AIM: Going through the material below, please gather all lines with the word "screenshot" in them.

(Figure record extracts)
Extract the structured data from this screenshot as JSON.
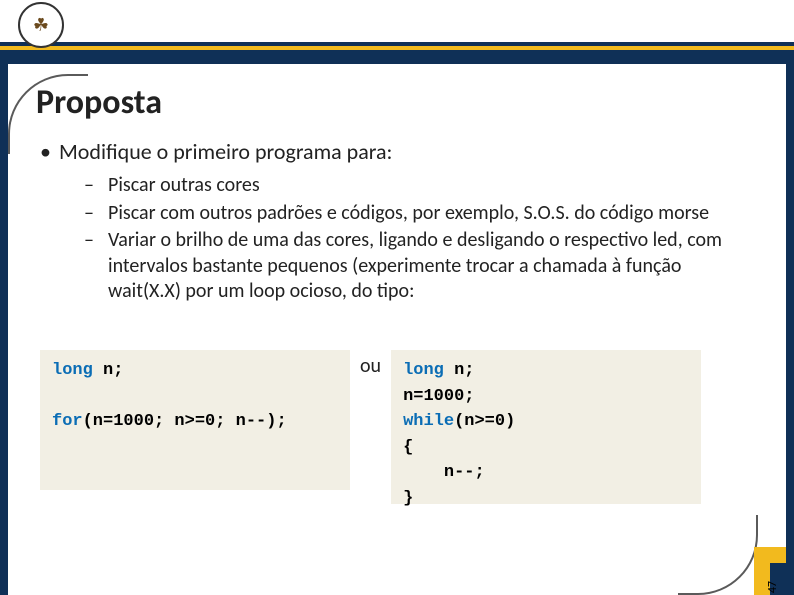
{
  "colors": {
    "navy": "#0f3057",
    "gold": "#f2ba1e",
    "code_bg": "#f2efe4",
    "keyword": "#0b6db5",
    "text": "#222222"
  },
  "title": "Proposta",
  "main_bullet": "Modifique o primeiro programa para:",
  "sub_bullets": [
    "Piscar outras cores",
    "Piscar com outros padrões e códigos, por exemplo, S.O.S. do código morse",
    "Variar o brilho de uma das cores, ligando e desligando o respectivo led, com intervalos bastante pequenos (experimente trocar a chamada à função wait(X.X) por um loop ocioso, do tipo:"
  ],
  "or_label": "ou",
  "code_left": {
    "line1_kw": "long",
    "line1_rest": " n;",
    "line2_kw": "for",
    "line2_rest": "(n=1000; n>=0; n--);"
  },
  "code_right": {
    "l1_kw": "long",
    "l1_rest": " n;",
    "l2": "n=1000;",
    "l3_kw": "while",
    "l3_rest": "(n>=0)",
    "l4": "{",
    "l5": "    n--;",
    "l6": "}"
  },
  "page_number": "47"
}
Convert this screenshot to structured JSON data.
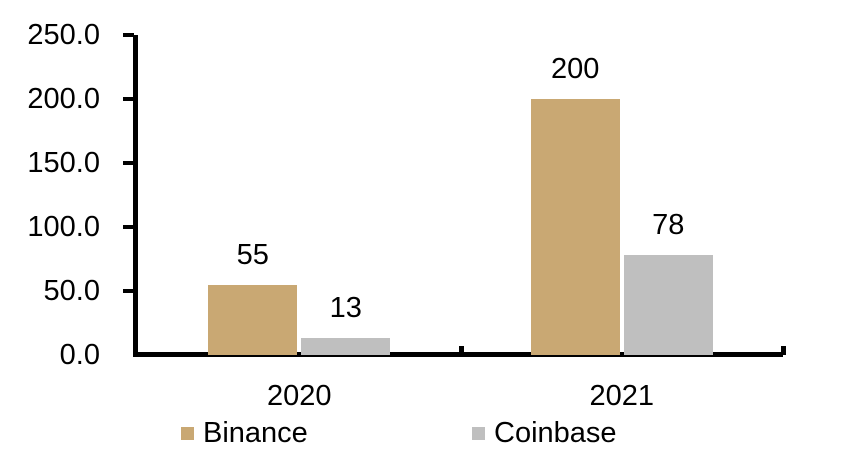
{
  "chart_data": {
    "type": "bar",
    "categories": [
      "2020",
      "2021"
    ],
    "series": [
      {
        "name": "Binance",
        "color": "#C9A873",
        "values": [
          55,
          200
        ]
      },
      {
        "name": "Coinbase",
        "color": "#BFBFBF",
        "values": [
          13,
          78
        ]
      }
    ],
    "title": "",
    "xlabel": "",
    "ylabel": "",
    "ylim": [
      0,
      250
    ],
    "ytick_step": 50,
    "ytick_labels": [
      "0.0",
      "50.0",
      "100.0",
      "150.0",
      "200.0",
      "250.0"
    ],
    "grid": false,
    "legend_position": "bottom",
    "axis_color": "#000000",
    "text_color": "#000000",
    "background_color": "#FFFFFF"
  }
}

FINAL RESULT:
Extract the structured data from this screenshot as JSON.
Convert this screenshot to structured JSON data.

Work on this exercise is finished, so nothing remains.